Extracted data entries

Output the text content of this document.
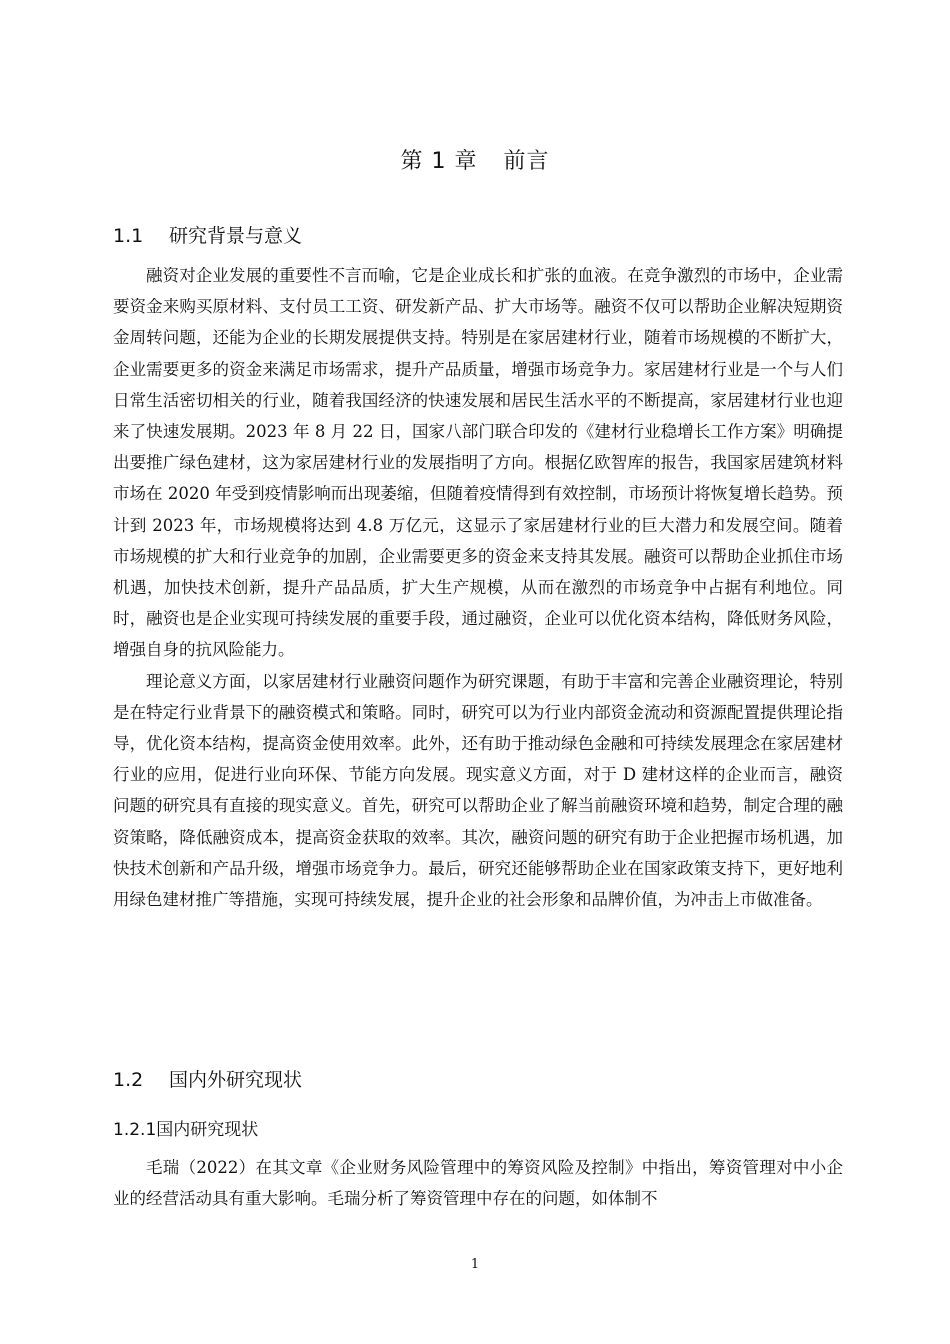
第 1 章 前言
1.1 研究背景与意义

融资对企业发展的重要性不言而喻，它是企业成长和扩张的血液。在竞争激烈的市场中，企业需要资金来购买原材料、支付员工工资、研发新产品、扩大市场等。融资不仅可以帮助企业解决短期资金周转问题，还能为企业的长期发展提供支持。特别是在家居建材行业，随着市场规模的不断扩大，企业需要更多的资金来满足市场需求，提升产品质量，增强市场竞争力。家居建材行业是一个与人们日常生活密切相关的行业，随着我国经济的快速发展和居民生活水平的不断提高，家居建材行业也迎来了快速发展期。2023 年 8 月 22 日，国家八部门联合印发的《建材行业稳增长工作方案》明确提出要推广绿色建材，这为家居建材行业的发展指明了方向。根据亿欧智库的报告，我国家居建筑材料市场在 2020 年受到疫情影响而出现萎缩，但随着疫情得到有效控制，市场预计将恢复增长趋势。预计到 2023 年，市场规模将达到 4.8 万亿元，这显示了家居建材行业的巨大潜力和发展空间。随着市场规模的扩大和行业竞争的加剧，企业需要更多的资金来支持其发展。融资可以帮助企业抓住市场机遇，加快技术创新，提升产品品质，扩大生产规模，从而在激烈的市场竞争中占据有利地位。同时，融资也是企业实现可持续发展的重要手段，通过融资，企业可以优化资本结构，降低财务风险，增强自身的抗风险能力。

理论意义方面，以家居建材行业融资问题作为研究课题，有助于丰富和完善企业融资理论，特别是在特定行业背景下的融资模式和策略。同时，研究可以为行业内部资金流动和资源配置提供理论指导，优化资本结构，提高资金使用效率。此外，还有助于推动绿色金融和可持续发展理念在家居建材行业的应用，促进行业向环保、节能方向发展。现实意义方面，对于 D 建材这样的企业而言，融资问题的研究具有直接的现实意义。首先，研究可以帮助企业了解当前融资环境和趋势，制定合理的融资策略，降低融资成本，提高资金获取的效率。其次，融资问题的研究有助于企业把握市场机遇，加快技术创新和产品升级，增强市场竞争力。最后，研究还能够帮助企业在国家政策支持下，更好地利用绿色建材推广等措施，实现可持续发展，提升企业的社会形象和品牌价值，为冲击上市做准备。

1.2 国内外研究现状
1.2.1国内研究现状

毛瑞（2022）在其文章《企业财务风险管理中的筹资风险及控制》中指出，筹资管理对中小企业的经营活动具有重大影响。毛瑞分析了筹资管理中存在的问题，如体制不

1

* _EXERCISE_:
Copy out all the data exactly; skip the pictures.

* _EXERCISE RESULT_:
Output the text content of this document.
第 1 章 前言
1.1 研究背景与意义

融资对企业发展的重要性不言而喻，它是企业成长和扩张的血液。在竞争激烈的市场中，企业需要资金来购买原材料、支付员工工资、研发新产品、扩大市场等。融资不仅可以帮助企业解决短期资金周转问题，还能为企业的长期发展提供支持。特别是在家居建材行业，随着市场规模的不断扩大，企业需要更多的资金来满足市场需求，提升产品质量，增强市场竞争力。家居建材行业是一个与人们日常生活密切相关的行业，随着我国经济的快速发展和居民生活水平的不断提高，家居建材行业也迎来了快速发展期。2023 年 8 月 22 日，国家八部门联合印发的《建材行业稳增长工作方案》明确提出要推广绿色建材，这为家居建材行业的发展指明了方向。根据亿欧智库的报告，我国家居建筑材料市场在 2020 年受到疫情影响而出现萎缩，但随着疫情得到有效控制，市场预计将恢复增长趋势。预计到 2023 年，市场规模将达到 4.8 万亿元，这显示了家居建材行业的巨大潜力和发展空间。随着市场规模的扩大和行业竞争的加剧，企业需要更多的资金来支持其发展。融资可以帮助企业抓住市场机遇，加快技术创新，提升产品品质，扩大生产规模，从而在激烈的市场竞争中占据有利地位。同时，融资也是企业实现可持续发展的重要手段，通过融资，企业可以优化资本结构，降低财务风险，增强自身的抗风险能力。

理论意义方面，以家居建材行业融资问题作为研究课题，有助于丰富和完善企业融资理论，特别是在特定行业背景下的融资模式和策略。同时，研究可以为行业内部资金流动和资源配置提供理论指导，优化资本结构，提高资金使用效率。此外，还有助于推动绿色金融和可持续发展理念在家居建材行业的应用，促进行业向环保、节能方向发展。现实意义方面，对于 D 建材这样的企业而言，融资问题的研究具有直接的现实意义。首先，研究可以帮助企业了解当前融资环境和趋势，制定合理的融资策略，降低融资成本，提高资金获取的效率。其次，融资问题的研究有助于企业把握市场机遇，加快技术创新和产品升级，增强市场竞争力。最后，研究还能够帮助企业在国家政策支持下，更好地利用绿色建材推广等措施，实现可持续发展，提升企业的社会形象和品牌价值，为冲击上市做准备。

1.2 国内外研究现状
1.2.1国内研究现状

毛瑞（2022）在其文章《企业财务风险管理中的筹资风险及控制》中指出，筹资管理对中小企业的经营活动具有重大影响。毛瑞分析了筹资管理中存在的问题，如体制不

1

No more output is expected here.